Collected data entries
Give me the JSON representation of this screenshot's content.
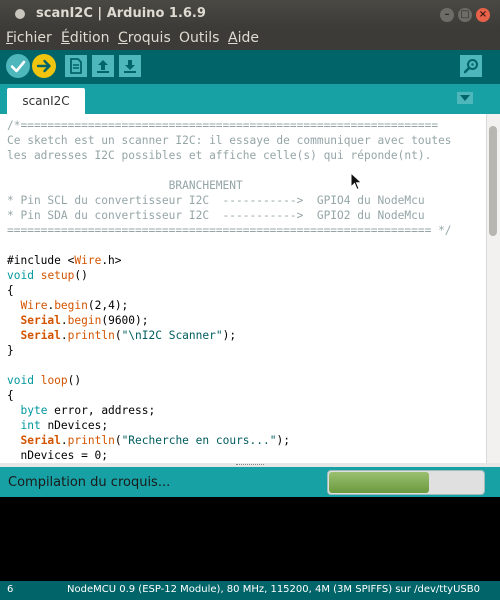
{
  "window": {
    "title": "scanI2C | Arduino 1.6.9"
  },
  "menu": [
    {
      "mnemonic": "F",
      "rest": "ichier"
    },
    {
      "mnemonic": "É",
      "rest": "dition"
    },
    {
      "mnemonic": "C",
      "rest": "roquis"
    },
    {
      "mnemonic": "O",
      "rest": "utils",
      "pre": ""
    },
    {
      "mnemonic": "A",
      "rest": "ide"
    }
  ],
  "menu_labels": [
    "Fichier",
    "Édition",
    "Croquis",
    "Outils",
    "Aide"
  ],
  "toolbar": {
    "icons": [
      "verify-icon",
      "upload-icon",
      "new-icon",
      "open-icon",
      "save-icon",
      "serial-monitor-icon"
    ]
  },
  "tabs": [
    {
      "label": "scanI2C",
      "active": true
    }
  ],
  "editor": {
    "lines": [
      [
        [
          "cm",
          "/*=============================================================="
        ]
      ],
      [
        [
          "cm",
          "Ce sketch est un scanner I2C: il essaye de communiquer avec toutes"
        ]
      ],
      [
        [
          "cm",
          "les adresses I2C possibles et affiche celle(s) qui réponde(nt)."
        ]
      ],
      [
        [
          "",
          ""
        ]
      ],
      [
        [
          "cm",
          "                        BRANCHEMENT"
        ]
      ],
      [
        [
          "cm",
          "* Pin SCL du convertisseur I2C  ----------->  GPIO4 du NodeMcu"
        ]
      ],
      [
        [
          "cm",
          "* Pin SDA du convertisseur I2C  ----------->  GPIO2 du NodeMcu"
        ]
      ],
      [
        [
          "cm",
          "=============================================================== */"
        ]
      ],
      [
        [
          "",
          ""
        ]
      ],
      [
        [
          "",
          "#include <"
        ],
        [
          "fn",
          "Wire"
        ],
        [
          "",
          ".h>"
        ]
      ],
      [
        [
          "kw",
          "void"
        ],
        [
          "",
          " "
        ],
        [
          "fn",
          "setup"
        ],
        [
          "",
          "()"
        ]
      ],
      [
        [
          "",
          "{"
        ]
      ],
      [
        [
          "",
          "  "
        ],
        [
          "fn",
          "Wire"
        ],
        [
          "",
          "."
        ],
        [
          "fn",
          "begin"
        ],
        [
          "",
          "(2,4);"
        ]
      ],
      [
        [
          "",
          "  "
        ],
        [
          "cl",
          "Serial"
        ],
        [
          "",
          "."
        ],
        [
          "fn",
          "begin"
        ],
        [
          "",
          "(9600);"
        ]
      ],
      [
        [
          "",
          "  "
        ],
        [
          "cl",
          "Serial"
        ],
        [
          "",
          "."
        ],
        [
          "fn",
          "println"
        ],
        [
          "",
          "("
        ],
        [
          "st",
          "\"\\nI2C Scanner\""
        ],
        [
          "",
          ");"
        ]
      ],
      [
        [
          "",
          "}"
        ]
      ],
      [
        [
          "",
          ""
        ]
      ],
      [
        [
          "kw",
          "void"
        ],
        [
          "",
          " "
        ],
        [
          "fn",
          "loop"
        ],
        [
          "",
          "()"
        ]
      ],
      [
        [
          "",
          "{"
        ]
      ],
      [
        [
          "",
          "  "
        ],
        [
          "kw",
          "byte"
        ],
        [
          "",
          " error, address;"
        ]
      ],
      [
        [
          "",
          "  "
        ],
        [
          "kw",
          "int"
        ],
        [
          "",
          " nDevices;"
        ]
      ],
      [
        [
          "",
          "  "
        ],
        [
          "cl",
          "Serial"
        ],
        [
          "",
          "."
        ],
        [
          "fn",
          "println"
        ],
        [
          "",
          "("
        ],
        [
          "st",
          "\"Recherche en cours...\""
        ],
        [
          "",
          ");"
        ]
      ],
      [
        [
          "",
          "  nDevices = 0;"
        ]
      ]
    ]
  },
  "status": {
    "text": "Compilation du croquis...",
    "progress": 0.65
  },
  "bottom": {
    "line_number": "6",
    "board_info": "NodeMCU 0.9 (ESP-12 Module), 80 MHz, 115200, 4M (3M SPIFFS) sur /dev/ttyUSB0"
  },
  "colors": {
    "toolbar": "#006468",
    "tabs": "#17a1a5",
    "button": "#4db7bb",
    "upload": "#f1c40f",
    "comment": "#95a5a6",
    "keyword": "#00979c",
    "function": "#d35400",
    "string": "#005c5f"
  }
}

WHAT NEEDS TO BE DONE »
Excluding the pictures, restate the records above word for word.

WRITTEN ANSWER »
Give me the JSON representation of this screenshot's content.
{
  "window": {
    "title": "scanI2C | Arduino 1.6.9"
  },
  "menu": [
    {
      "mnemonic": "F",
      "rest": "ichier"
    },
    {
      "mnemonic": "É",
      "rest": "dition"
    },
    {
      "mnemonic": "C",
      "rest": "roquis"
    },
    {
      "mnemonic": "O",
      "rest": "utils",
      "pre": ""
    },
    {
      "mnemonic": "A",
      "rest": "ide"
    }
  ],
  "menu_labels": [
    "Fichier",
    "Édition",
    "Croquis",
    "Outils",
    "Aide"
  ],
  "toolbar": {
    "icons": [
      "verify-icon",
      "upload-icon",
      "new-icon",
      "open-icon",
      "save-icon",
      "serial-monitor-icon"
    ]
  },
  "tabs": [
    {
      "label": "scanI2C",
      "active": true
    }
  ],
  "editor": {
    "lines": [
      [
        [
          "cm",
          "/*=============================================================="
        ]
      ],
      [
        [
          "cm",
          "Ce sketch est un scanner I2C: il essaye de communiquer avec toutes"
        ]
      ],
      [
        [
          "cm",
          "les adresses I2C possibles et affiche celle(s) qui réponde(nt)."
        ]
      ],
      [
        [
          "",
          ""
        ]
      ],
      [
        [
          "cm",
          "                        BRANCHEMENT"
        ]
      ],
      [
        [
          "cm",
          "* Pin SCL du convertisseur I2C  ----------->  GPIO4 du NodeMcu"
        ]
      ],
      [
        [
          "cm",
          "* Pin SDA du convertisseur I2C  ----------->  GPIO2 du NodeMcu"
        ]
      ],
      [
        [
          "cm",
          "=============================================================== */"
        ]
      ],
      [
        [
          "",
          ""
        ]
      ],
      [
        [
          "",
          "#include <"
        ],
        [
          "fn",
          "Wire"
        ],
        [
          "",
          ".h>"
        ]
      ],
      [
        [
          "kw",
          "void"
        ],
        [
          "",
          " "
        ],
        [
          "fn",
          "setup"
        ],
        [
          "",
          "()"
        ]
      ],
      [
        [
          "",
          "{"
        ]
      ],
      [
        [
          "",
          "  "
        ],
        [
          "fn",
          "Wire"
        ],
        [
          "",
          "."
        ],
        [
          "fn",
          "begin"
        ],
        [
          "",
          "(2,4);"
        ]
      ],
      [
        [
          "",
          "  "
        ],
        [
          "cl",
          "Serial"
        ],
        [
          "",
          "."
        ],
        [
          "fn",
          "begin"
        ],
        [
          "",
          "(9600);"
        ]
      ],
      [
        [
          "",
          "  "
        ],
        [
          "cl",
          "Serial"
        ],
        [
          "",
          "."
        ],
        [
          "fn",
          "println"
        ],
        [
          "",
          "("
        ],
        [
          "st",
          "\"\\nI2C Scanner\""
        ],
        [
          "",
          ");"
        ]
      ],
      [
        [
          "",
          "}"
        ]
      ],
      [
        [
          "",
          ""
        ]
      ],
      [
        [
          "kw",
          "void"
        ],
        [
          "",
          " "
        ],
        [
          "fn",
          "loop"
        ],
        [
          "",
          "()"
        ]
      ],
      [
        [
          "",
          "{"
        ]
      ],
      [
        [
          "",
          "  "
        ],
        [
          "kw",
          "byte"
        ],
        [
          "",
          " error, address;"
        ]
      ],
      [
        [
          "",
          "  "
        ],
        [
          "kw",
          "int"
        ],
        [
          "",
          " nDevices;"
        ]
      ],
      [
        [
          "",
          "  "
        ],
        [
          "cl",
          "Serial"
        ],
        [
          "",
          "."
        ],
        [
          "fn",
          "println"
        ],
        [
          "",
          "("
        ],
        [
          "st",
          "\"Recherche en cours...\""
        ],
        [
          "",
          ");"
        ]
      ],
      [
        [
          "",
          "  nDevices = 0;"
        ]
      ]
    ]
  },
  "status": {
    "text": "Compilation du croquis...",
    "progress": 0.65
  },
  "bottom": {
    "line_number": "6",
    "board_info": "NodeMCU 0.9 (ESP-12 Module), 80 MHz, 115200, 4M (3M SPIFFS) sur /dev/ttyUSB0"
  },
  "colors": {
    "toolbar": "#006468",
    "tabs": "#17a1a5",
    "button": "#4db7bb",
    "upload": "#f1c40f",
    "comment": "#95a5a6",
    "keyword": "#00979c",
    "function": "#d35400",
    "string": "#005c5f"
  }
}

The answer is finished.